> **Task directions**: Locate every line that holds the string "Metal" and copy it.

-- begin Given data --

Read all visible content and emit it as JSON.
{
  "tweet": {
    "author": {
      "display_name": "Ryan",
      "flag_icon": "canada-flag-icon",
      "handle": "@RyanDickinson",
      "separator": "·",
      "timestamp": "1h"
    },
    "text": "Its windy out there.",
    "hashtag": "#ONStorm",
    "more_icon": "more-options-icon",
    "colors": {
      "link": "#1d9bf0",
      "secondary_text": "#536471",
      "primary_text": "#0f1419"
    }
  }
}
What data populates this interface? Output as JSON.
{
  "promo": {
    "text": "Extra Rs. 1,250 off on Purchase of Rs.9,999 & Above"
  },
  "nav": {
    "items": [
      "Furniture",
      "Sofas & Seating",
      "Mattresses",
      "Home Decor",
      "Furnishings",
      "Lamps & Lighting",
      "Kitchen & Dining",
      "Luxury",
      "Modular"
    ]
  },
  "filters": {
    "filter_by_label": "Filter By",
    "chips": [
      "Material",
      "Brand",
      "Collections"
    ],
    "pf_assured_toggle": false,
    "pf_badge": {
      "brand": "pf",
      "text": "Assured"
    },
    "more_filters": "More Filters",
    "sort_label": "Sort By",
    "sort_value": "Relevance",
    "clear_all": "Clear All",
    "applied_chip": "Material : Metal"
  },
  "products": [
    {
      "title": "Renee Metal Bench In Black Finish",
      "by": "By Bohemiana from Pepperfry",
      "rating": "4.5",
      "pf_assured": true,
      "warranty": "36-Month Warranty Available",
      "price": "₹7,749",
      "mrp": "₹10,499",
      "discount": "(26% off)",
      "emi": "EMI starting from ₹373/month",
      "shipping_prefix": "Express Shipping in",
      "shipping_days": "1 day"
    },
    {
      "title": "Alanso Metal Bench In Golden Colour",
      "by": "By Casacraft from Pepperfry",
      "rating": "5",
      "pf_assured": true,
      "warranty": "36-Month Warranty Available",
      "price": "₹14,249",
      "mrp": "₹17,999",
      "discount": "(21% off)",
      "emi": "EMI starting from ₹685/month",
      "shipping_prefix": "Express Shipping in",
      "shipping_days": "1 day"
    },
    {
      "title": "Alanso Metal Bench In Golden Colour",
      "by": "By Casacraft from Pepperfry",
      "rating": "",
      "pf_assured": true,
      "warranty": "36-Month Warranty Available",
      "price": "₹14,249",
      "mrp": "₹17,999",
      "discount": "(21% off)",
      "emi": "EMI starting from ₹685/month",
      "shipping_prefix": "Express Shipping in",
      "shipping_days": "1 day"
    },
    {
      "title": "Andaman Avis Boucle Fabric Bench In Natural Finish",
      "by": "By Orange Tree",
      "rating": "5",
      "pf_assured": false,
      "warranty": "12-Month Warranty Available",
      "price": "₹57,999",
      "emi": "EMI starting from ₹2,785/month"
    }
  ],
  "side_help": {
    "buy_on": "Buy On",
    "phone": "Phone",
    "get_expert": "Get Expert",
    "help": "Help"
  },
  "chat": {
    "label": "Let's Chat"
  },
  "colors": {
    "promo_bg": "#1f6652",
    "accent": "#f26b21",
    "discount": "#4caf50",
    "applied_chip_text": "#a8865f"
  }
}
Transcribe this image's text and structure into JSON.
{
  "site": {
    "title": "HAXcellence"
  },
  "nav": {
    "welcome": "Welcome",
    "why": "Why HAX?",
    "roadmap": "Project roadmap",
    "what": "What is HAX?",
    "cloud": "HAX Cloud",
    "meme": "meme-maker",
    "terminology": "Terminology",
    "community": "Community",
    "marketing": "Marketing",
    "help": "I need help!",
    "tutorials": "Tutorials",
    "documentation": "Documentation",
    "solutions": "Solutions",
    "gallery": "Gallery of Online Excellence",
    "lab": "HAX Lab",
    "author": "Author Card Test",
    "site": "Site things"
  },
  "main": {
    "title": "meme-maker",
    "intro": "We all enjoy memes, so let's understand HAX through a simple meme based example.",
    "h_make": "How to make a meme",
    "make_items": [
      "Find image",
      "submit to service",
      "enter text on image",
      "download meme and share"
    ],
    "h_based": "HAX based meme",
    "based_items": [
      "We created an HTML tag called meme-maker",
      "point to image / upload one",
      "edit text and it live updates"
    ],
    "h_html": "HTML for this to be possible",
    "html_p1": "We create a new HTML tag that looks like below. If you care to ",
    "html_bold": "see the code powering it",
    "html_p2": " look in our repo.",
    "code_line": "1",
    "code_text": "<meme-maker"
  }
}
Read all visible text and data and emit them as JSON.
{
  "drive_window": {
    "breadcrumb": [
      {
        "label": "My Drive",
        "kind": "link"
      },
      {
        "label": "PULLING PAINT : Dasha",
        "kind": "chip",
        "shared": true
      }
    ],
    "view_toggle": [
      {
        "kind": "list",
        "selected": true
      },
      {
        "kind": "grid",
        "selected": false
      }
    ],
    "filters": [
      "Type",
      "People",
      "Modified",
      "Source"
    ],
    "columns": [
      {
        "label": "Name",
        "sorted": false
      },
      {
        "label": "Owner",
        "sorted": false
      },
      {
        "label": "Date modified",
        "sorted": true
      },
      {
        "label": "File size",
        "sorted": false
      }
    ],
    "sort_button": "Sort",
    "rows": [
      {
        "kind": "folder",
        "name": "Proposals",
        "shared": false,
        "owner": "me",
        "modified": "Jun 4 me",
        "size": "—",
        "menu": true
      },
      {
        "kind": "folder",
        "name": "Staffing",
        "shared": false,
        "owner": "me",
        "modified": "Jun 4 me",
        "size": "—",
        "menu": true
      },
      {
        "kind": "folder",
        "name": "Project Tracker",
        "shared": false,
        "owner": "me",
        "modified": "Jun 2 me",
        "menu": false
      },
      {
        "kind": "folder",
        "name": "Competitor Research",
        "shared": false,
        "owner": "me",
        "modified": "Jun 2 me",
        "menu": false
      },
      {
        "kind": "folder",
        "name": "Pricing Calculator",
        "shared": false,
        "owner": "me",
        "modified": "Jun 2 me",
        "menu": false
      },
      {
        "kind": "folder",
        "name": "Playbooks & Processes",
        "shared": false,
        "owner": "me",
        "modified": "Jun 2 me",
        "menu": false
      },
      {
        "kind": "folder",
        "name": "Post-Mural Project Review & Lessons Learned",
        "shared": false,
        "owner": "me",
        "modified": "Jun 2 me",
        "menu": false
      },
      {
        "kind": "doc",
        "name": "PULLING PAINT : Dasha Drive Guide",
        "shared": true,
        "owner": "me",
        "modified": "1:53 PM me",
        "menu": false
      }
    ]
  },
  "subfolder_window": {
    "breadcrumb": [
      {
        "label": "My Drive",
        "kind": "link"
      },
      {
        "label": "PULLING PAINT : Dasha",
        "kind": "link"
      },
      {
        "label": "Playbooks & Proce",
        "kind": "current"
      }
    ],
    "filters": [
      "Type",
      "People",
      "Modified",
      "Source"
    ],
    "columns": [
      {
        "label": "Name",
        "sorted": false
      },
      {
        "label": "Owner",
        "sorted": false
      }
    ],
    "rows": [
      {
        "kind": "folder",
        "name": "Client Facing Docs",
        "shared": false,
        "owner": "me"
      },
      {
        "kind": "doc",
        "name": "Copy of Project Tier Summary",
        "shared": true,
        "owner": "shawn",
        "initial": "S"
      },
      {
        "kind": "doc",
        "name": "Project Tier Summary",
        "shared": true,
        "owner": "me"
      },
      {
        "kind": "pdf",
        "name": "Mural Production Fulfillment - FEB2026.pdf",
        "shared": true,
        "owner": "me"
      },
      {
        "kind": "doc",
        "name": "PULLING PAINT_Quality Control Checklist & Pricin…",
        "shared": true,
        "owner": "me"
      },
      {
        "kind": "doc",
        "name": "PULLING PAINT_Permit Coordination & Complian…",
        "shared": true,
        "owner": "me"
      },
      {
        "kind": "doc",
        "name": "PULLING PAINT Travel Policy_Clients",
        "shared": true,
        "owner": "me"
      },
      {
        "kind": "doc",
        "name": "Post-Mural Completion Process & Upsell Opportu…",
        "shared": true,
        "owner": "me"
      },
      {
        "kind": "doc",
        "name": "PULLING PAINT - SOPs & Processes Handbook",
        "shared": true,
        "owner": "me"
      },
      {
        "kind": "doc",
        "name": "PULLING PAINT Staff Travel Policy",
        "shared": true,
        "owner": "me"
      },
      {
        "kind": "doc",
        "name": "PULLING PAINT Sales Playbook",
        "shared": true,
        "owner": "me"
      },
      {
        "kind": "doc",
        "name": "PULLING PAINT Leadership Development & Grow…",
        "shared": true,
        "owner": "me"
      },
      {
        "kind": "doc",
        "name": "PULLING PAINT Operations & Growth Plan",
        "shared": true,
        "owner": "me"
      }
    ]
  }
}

-- end Given data --

> **Answer in full**:
    "applied_chip": "Material : Metal"
      "title": "Renee Metal Bench In Black Finish",
      "title": "Alanso Metal Bench In Golden Colour",
      "title": "Alanso Metal Bench In Golden Colour",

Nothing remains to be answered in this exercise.